> _Your goal_
Every entry that follows should be reproduced exactly.

> _Task material_
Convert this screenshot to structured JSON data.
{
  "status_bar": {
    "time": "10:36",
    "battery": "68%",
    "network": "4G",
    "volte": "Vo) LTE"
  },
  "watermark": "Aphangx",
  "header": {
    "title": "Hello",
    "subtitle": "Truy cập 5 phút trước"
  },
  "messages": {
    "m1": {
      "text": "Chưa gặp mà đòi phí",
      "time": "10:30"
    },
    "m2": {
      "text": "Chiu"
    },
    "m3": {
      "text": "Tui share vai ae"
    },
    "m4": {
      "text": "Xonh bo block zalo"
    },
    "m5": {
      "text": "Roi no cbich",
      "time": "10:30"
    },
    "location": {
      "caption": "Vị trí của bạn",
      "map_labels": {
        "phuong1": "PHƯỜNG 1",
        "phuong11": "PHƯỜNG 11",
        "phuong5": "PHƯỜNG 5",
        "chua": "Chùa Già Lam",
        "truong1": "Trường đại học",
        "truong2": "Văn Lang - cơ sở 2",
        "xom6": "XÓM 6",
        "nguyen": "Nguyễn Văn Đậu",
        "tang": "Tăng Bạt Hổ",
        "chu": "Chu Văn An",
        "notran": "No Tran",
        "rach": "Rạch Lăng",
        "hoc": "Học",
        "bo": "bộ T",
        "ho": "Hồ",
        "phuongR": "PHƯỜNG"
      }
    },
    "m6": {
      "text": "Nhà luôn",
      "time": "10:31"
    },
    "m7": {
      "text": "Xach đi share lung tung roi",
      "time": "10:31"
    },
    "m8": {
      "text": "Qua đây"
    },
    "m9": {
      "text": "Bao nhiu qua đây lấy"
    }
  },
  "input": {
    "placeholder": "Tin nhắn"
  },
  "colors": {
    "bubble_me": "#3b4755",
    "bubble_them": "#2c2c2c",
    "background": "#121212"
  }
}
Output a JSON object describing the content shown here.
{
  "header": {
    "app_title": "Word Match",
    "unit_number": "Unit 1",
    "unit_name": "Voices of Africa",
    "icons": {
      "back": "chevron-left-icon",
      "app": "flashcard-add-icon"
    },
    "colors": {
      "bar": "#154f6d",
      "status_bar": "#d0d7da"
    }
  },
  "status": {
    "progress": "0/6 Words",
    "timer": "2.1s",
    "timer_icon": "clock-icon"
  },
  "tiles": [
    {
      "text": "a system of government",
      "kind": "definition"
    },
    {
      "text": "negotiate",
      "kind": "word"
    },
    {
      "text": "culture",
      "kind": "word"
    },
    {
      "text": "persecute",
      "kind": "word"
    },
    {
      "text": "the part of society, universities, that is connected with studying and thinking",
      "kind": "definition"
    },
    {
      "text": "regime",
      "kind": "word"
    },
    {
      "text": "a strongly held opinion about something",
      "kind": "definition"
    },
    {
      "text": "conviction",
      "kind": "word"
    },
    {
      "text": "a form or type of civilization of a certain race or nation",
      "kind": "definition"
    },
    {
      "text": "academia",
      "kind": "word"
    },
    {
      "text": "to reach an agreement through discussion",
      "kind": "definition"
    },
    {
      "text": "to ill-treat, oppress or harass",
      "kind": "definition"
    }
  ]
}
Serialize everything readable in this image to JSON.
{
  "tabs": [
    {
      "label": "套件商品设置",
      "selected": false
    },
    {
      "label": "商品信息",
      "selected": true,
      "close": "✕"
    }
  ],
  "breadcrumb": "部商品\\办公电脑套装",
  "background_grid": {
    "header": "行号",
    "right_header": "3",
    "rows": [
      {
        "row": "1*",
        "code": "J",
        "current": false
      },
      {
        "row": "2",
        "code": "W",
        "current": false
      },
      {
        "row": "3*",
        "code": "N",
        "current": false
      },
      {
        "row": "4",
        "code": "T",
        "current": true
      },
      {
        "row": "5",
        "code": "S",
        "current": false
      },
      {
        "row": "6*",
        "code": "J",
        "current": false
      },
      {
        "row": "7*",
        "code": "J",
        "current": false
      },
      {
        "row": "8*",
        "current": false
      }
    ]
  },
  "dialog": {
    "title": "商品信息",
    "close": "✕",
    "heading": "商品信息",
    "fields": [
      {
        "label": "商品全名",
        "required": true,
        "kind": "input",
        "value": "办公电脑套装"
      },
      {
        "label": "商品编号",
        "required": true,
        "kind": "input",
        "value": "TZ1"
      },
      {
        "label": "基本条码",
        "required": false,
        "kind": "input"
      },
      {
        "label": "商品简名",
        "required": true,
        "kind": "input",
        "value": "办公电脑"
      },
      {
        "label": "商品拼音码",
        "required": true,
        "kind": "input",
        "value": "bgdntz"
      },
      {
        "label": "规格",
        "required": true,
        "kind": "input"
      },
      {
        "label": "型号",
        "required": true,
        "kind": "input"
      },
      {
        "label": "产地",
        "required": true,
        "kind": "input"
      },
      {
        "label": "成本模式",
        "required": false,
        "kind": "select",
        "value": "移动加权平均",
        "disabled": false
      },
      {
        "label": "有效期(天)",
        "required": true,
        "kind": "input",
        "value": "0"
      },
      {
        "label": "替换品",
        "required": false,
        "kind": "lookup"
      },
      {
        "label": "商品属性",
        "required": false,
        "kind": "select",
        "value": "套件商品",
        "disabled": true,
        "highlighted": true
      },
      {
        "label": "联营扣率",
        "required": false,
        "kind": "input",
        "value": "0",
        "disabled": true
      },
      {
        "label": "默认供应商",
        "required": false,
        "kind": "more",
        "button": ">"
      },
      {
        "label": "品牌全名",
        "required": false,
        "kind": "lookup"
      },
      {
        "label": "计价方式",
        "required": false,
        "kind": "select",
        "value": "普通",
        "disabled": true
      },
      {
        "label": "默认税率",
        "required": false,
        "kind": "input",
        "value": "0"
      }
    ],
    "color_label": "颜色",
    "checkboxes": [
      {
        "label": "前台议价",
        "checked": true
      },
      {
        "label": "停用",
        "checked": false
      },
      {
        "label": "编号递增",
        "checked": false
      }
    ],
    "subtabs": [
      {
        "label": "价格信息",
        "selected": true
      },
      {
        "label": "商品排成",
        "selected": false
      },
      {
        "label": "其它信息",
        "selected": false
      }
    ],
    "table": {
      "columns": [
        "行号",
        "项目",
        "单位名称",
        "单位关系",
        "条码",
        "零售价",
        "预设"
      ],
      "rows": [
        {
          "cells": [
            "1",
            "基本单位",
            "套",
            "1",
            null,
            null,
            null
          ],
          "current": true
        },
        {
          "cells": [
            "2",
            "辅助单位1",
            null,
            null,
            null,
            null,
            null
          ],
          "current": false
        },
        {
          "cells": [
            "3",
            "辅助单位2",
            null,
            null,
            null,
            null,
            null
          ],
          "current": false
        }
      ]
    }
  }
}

> _Response to the exercise_
Convert this screenshot to structured JSON data.
{
  "status_bar": {
    "time": "10:36",
    "battery": "68%",
    "network": "4G",
    "volte": "Vo) LTE"
  },
  "watermark": "Aphangx",
  "header": {
    "title": "Hello",
    "subtitle": "Truy cập 5 phút trước"
  },
  "messages": {
    "m1": {
      "text": "Chưa gặp mà đòi phí",
      "time": "10:30"
    },
    "m2": {
      "text": "Chiu"
    },
    "m3": {
      "text": "Tui share vai ae"
    },
    "m4": {
      "text": "Xonh bo block zalo"
    },
    "m5": {
      "text": "Roi no cbich",
      "time": "10:30"
    },
    "location": {
      "caption": "Vị trí của bạn",
      "map_labels": {
        "phuong1": "PHƯỜNG 1",
        "phuong11": "PHƯỜNG 11",
        "phuong5": "PHƯỜNG 5",
        "chua": "Chùa Già Lam",
        "truong1": "Trường đại học",
        "truong2": "Văn Lang - cơ sở 2",
        "xom6": "XÓM 6",
        "nguyen": "Nguyễn Văn Đậu",
        "tang": "Tăng Bạt Hổ",
        "chu": "Chu Văn An",
        "notran": "No Tran",
        "rach": "Rạch Lăng",
        "hoc": "Học",
        "bo": "bộ T",
        "ho": "Hồ",
        "phuongR": "PHƯỜNG"
      }
    },
    "m6": {
      "text": "Nhà luôn",
      "time": "10:31"
    },
    "m7": {
      "text": "Xach đi share lung tung roi",
      "time": "10:31"
    },
    "m8": {
      "text": "Qua đây"
    },
    "m9": {
      "text": "Bao nhiu qua đây lấy"
    }
  },
  "input": {
    "placeholder": "Tin nhắn"
  },
  "colors": {
    "bubble_me": "#3b4755",
    "bubble_them": "#2c2c2c",
    "background": "#121212"
  }
}
Output a JSON object describing the content shown here.
{
  "header": {
    "app_title": "Word Match",
    "unit_number": "Unit 1",
    "unit_name": "Voices of Africa",
    "icons": {
      "back": "chevron-left-icon",
      "app": "flashcard-add-icon"
    },
    "colors": {
      "bar": "#154f6d",
      "status_bar": "#d0d7da"
    }
  },
  "status": {
    "progress": "0/6 Words",
    "timer": "2.1s",
    "timer_icon": "clock-icon"
  },
  "tiles": [
    {
      "text": "a system of government",
      "kind": "definition"
    },
    {
      "text": "negotiate",
      "kind": "word"
    },
    {
      "text": "culture",
      "kind": "word"
    },
    {
      "text": "persecute",
      "kind": "word"
    },
    {
      "text": "the part of society, universities, that is connected with studying and thinking",
      "kind": "definition"
    },
    {
      "text": "regime",
      "kind": "word"
    },
    {
      "text": "a strongly held opinion about something",
      "kind": "definition"
    },
    {
      "text": "conviction",
      "kind": "word"
    },
    {
      "text": "a form or type of civilization of a certain race or nation",
      "kind": "definition"
    },
    {
      "text": "academia",
      "kind": "word"
    },
    {
      "text": "to reach an agreement through discussion",
      "kind": "definition"
    },
    {
      "text": "to ill-treat, oppress or harass",
      "kind": "definition"
    }
  ]
}
Serialize everything readable in this image to JSON.
{
  "tabs": [
    {
      "label": "套件商品设置",
      "selected": false
    },
    {
      "label": "商品信息",
      "selected": true,
      "close": "✕"
    }
  ],
  "breadcrumb": "部商品\\办公电脑套装",
  "background_grid": {
    "header": "行号",
    "right_header": "3",
    "rows": [
      {
        "row": "1*",
        "code": "J",
        "current": false
      },
      {
        "row": "2",
        "code": "W",
        "current": false
      },
      {
        "row": "3*",
        "code": "N",
        "current": false
      },
      {
        "row": "4",
        "code": "T",
        "current": true
      },
      {
        "row": "5",
        "code": "S",
        "current": false
      },
      {
        "row": "6*",
        "code": "J",
        "current": false
      },
      {
        "row": "7*",
        "code": "J",
        "current": false
      },
      {
        "row": "8*",
        "current": false
      }
    ]
  },
  "dialog": {
    "title": "商品信息",
    "close": "✕",
    "heading": "商品信息",
    "fields": [
      {
        "label": "商品全名",
        "required": true,
        "kind": "input",
        "value": "办公电脑套装"
      },
      {
        "label": "商品编号",
        "required": true,
        "kind": "input",
        "value": "TZ1"
      },
      {
        "label": "基本条码",
        "required": false,
        "kind": "input"
      },
      {
        "label": "商品简名",
        "required": true,
        "kind": "input",
        "value": "办公电脑"
      },
      {
        "label": "商品拼音码",
        "required": true,
        "kind": "input",
        "value": "bgdntz"
      },
      {
        "label": "规格",
        "required": true,
        "kind": "input"
      },
      {
        "label": "型号",
        "required": true,
        "kind": "input"
      },
      {
        "label": "产地",
        "required": true,
        "kind": "input"
      },
      {
        "label": "成本模式",
        "required": false,
        "kind": "select",
        "value": "移动加权平均",
        "disabled": false
      },
      {
        "label": "有效期(天)",
        "required": true,
        "kind": "input",
        "value": "0"
      },
      {
        "label": "替换品",
        "required": false,
        "kind": "lookup"
      },
      {
        "label": "商品属性",
        "required": false,
        "kind": "select",
        "value": "套件商品",
        "disabled": true,
        "highlighted": true
      },
      {
        "label": "联营扣率",
        "required": false,
        "kind": "input",
        "value": "0",
        "disabled": true
      },
      {
        "label": "默认供应商",
        "required": false,
        "kind": "more",
        "button": ">"
      },
      {
        "label": "品牌全名",
        "required": false,
        "kind": "lookup"
      },
      {
        "label": "计价方式",
        "required": false,
        "kind": "select",
        "value": "普通",
        "disabled": true
      },
      {
        "label": "默认税率",
        "required": false,
        "kind": "input",
        "value": "0"
      }
    ],
    "color_label": "颜色",
    "checkboxes": [
      {
        "label": "前台议价",
        "checked": true
      },
      {
        "label": "停用",
        "checked": false
      },
      {
        "label": "编号递增",
        "checked": false
      }
    ],
    "subtabs": [
      {
        "label": "价格信息",
        "selected": true
      },
      {
        "label": "商品排成",
        "selected": false
      },
      {
        "label": "其它信息",
        "selected": false
      }
    ],
    "table": {
      "columns": [
        "行号",
        "项目",
        "单位名称",
        "单位关系",
        "条码",
        "零售价",
        "预设"
      ],
      "rows": [
        {
          "cells": [
            "1",
            "基本单位",
            "套",
            "1",
            null,
            null,
            null
          ],
          "current": true
        },
        {
          "cells": [
            "2",
            "辅助单位1",
            null,
            null,
            null,
            null,
            null
          ],
          "current": false
        },
        {
          "cells": [
            "3",
            "辅助单位2",
            null,
            null,
            null,
            null,
            null
          ],
          "current": false
        }
      ]
    }
  }
}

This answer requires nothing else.